WORK INSTRUCTIONS |
Each line containing the word "zielono" should be found and copied.

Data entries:
┌──

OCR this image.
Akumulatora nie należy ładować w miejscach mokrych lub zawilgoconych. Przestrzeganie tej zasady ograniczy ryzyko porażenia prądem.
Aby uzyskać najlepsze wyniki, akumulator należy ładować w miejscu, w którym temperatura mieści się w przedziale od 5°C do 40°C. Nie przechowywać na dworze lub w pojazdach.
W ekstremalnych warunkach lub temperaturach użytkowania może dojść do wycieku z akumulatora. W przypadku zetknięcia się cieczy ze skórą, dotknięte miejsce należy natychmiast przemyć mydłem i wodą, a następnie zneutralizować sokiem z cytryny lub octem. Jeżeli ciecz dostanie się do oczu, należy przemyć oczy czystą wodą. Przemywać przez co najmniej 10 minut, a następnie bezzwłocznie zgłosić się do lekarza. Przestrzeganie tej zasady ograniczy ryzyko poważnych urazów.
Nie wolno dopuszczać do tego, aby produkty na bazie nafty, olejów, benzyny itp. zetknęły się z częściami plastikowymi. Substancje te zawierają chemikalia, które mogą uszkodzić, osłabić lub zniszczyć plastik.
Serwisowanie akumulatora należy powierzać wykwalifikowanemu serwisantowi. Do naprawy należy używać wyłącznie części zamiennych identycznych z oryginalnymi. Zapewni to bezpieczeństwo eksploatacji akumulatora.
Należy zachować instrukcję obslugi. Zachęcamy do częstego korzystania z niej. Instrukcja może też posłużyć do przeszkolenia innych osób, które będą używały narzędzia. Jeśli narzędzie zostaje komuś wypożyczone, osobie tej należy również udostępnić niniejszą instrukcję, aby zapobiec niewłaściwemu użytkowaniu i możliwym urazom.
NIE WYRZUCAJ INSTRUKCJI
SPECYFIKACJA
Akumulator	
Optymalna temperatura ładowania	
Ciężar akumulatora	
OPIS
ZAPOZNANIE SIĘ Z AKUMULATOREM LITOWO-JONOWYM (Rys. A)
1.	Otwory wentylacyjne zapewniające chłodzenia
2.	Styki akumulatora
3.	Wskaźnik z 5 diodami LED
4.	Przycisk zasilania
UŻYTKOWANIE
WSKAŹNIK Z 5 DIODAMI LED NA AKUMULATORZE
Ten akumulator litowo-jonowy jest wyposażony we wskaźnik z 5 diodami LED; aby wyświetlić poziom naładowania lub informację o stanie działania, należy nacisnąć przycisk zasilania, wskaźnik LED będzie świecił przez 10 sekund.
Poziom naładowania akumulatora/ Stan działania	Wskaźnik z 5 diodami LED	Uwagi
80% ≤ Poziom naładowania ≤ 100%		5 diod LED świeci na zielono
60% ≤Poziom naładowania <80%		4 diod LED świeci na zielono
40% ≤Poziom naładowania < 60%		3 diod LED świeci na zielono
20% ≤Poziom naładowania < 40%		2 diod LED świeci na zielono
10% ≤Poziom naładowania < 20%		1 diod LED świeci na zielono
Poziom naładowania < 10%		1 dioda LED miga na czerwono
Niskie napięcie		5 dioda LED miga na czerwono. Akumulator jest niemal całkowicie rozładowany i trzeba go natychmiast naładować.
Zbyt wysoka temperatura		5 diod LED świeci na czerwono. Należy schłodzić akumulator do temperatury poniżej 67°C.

└──

RESULT BELOW |
80% ≤ Poziom naładowania ≤ 100%		5 diod LED świeci na zielono
60% ≤Poziom naładowania <80%		4 diod LED świeci na zielono
40% ≤Poziom naładowania < 60%		3 diod LED świeci na zielono
20% ≤Poziom naładowania < 40%		2 diod LED świeci na zielono
10% ≤Poziom naładowania < 20%		1 diod LED świeci na zielono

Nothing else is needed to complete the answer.